▸ Written task
In the entries below, find every line holding the string "value" and collect it.

** start Records shown **

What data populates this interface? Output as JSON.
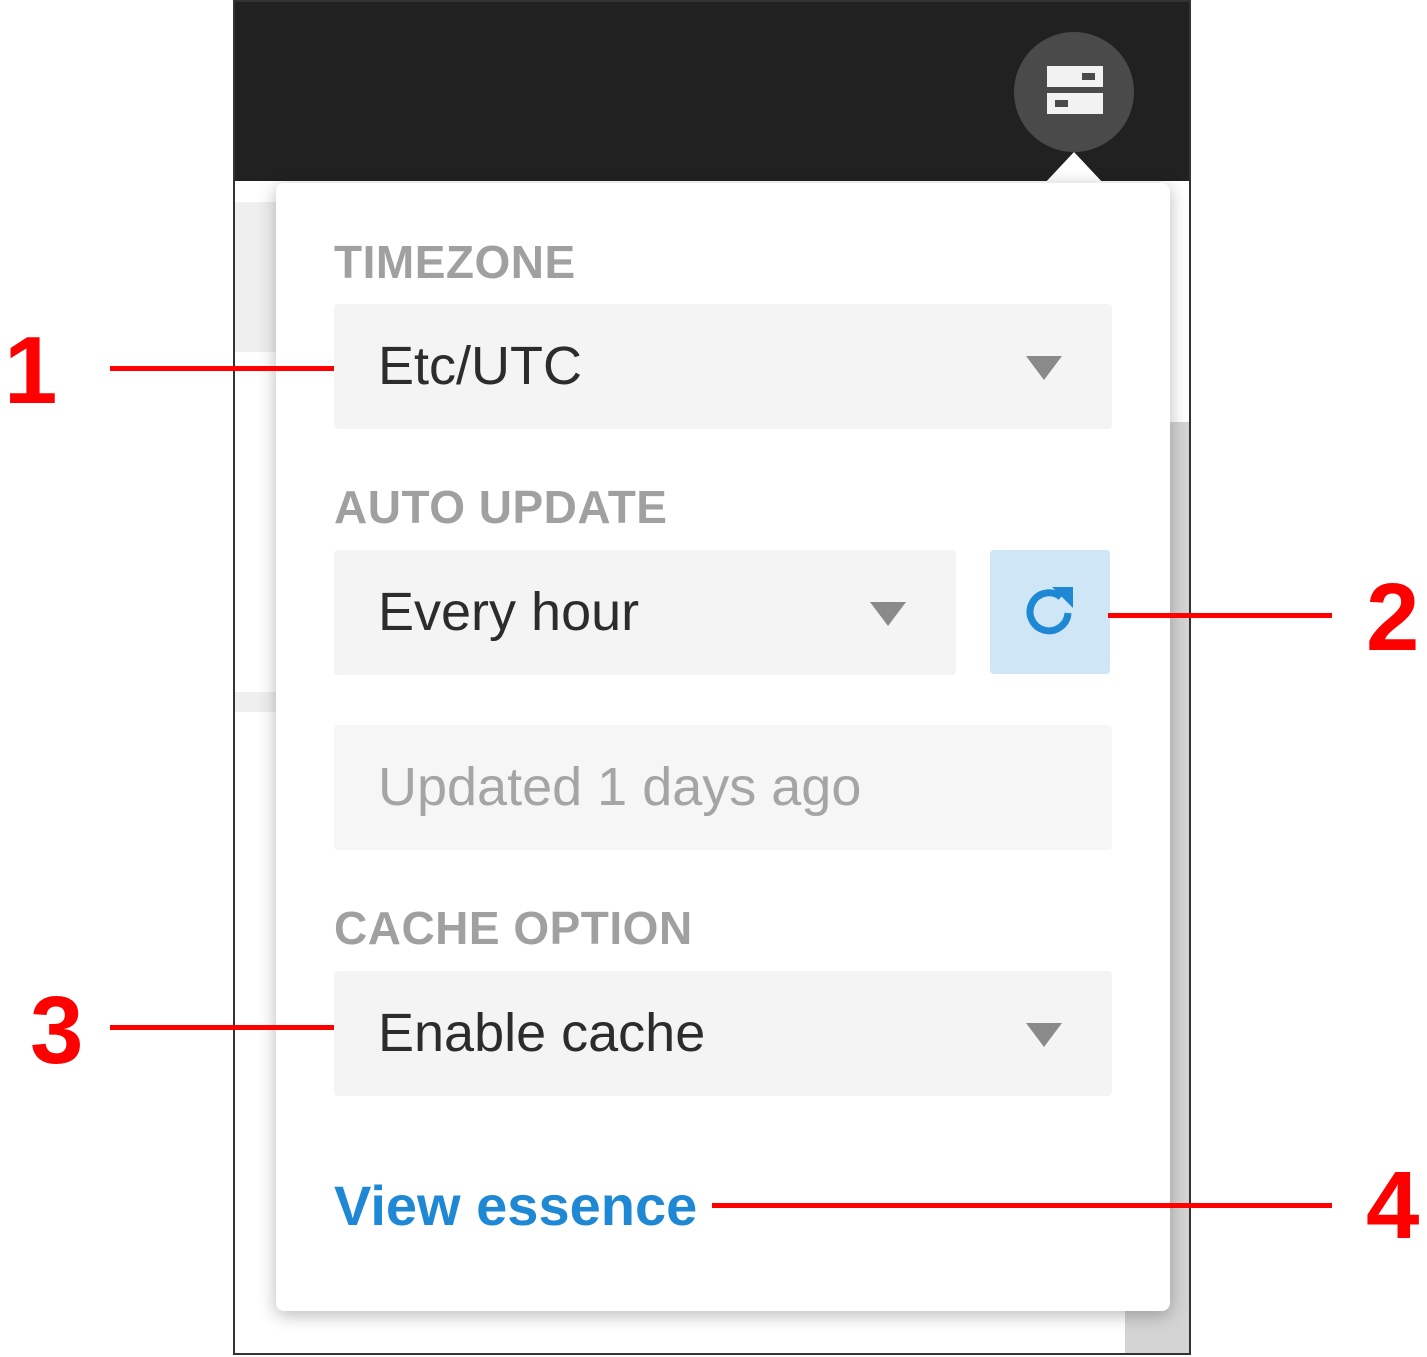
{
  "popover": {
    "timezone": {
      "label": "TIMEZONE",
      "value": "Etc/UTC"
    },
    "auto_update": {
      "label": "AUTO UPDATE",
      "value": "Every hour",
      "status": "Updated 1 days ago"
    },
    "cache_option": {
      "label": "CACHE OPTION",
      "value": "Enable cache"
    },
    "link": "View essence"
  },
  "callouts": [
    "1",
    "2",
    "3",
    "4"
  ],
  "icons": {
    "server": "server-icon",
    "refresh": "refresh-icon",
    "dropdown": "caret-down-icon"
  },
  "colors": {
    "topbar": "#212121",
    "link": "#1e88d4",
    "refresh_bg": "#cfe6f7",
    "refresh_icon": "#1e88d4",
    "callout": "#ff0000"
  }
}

** end Records shown **
** start Records shown **

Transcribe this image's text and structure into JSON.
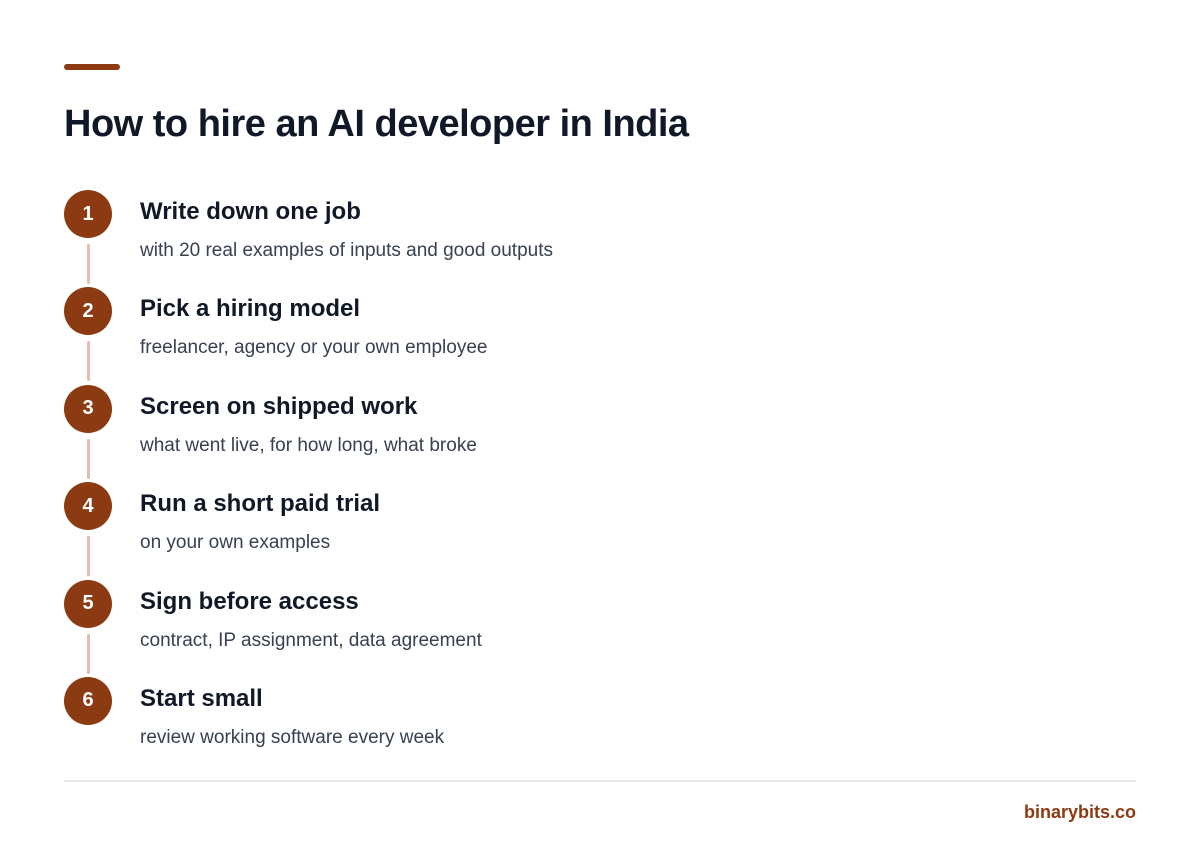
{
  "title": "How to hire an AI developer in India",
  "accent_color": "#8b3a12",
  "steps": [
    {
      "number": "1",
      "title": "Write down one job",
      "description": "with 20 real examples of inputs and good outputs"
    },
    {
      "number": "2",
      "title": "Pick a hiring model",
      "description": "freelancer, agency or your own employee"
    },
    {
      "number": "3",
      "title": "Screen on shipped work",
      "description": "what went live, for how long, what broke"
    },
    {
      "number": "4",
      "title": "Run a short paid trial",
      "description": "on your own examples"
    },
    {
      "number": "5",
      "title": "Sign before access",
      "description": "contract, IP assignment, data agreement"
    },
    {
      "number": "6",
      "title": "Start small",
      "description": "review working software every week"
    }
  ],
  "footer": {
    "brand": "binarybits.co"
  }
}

** end Records shown **

▸ Right answer
      "value": "Etc/UTC"
      "value": "Every hour",
      "value": "Enable cache"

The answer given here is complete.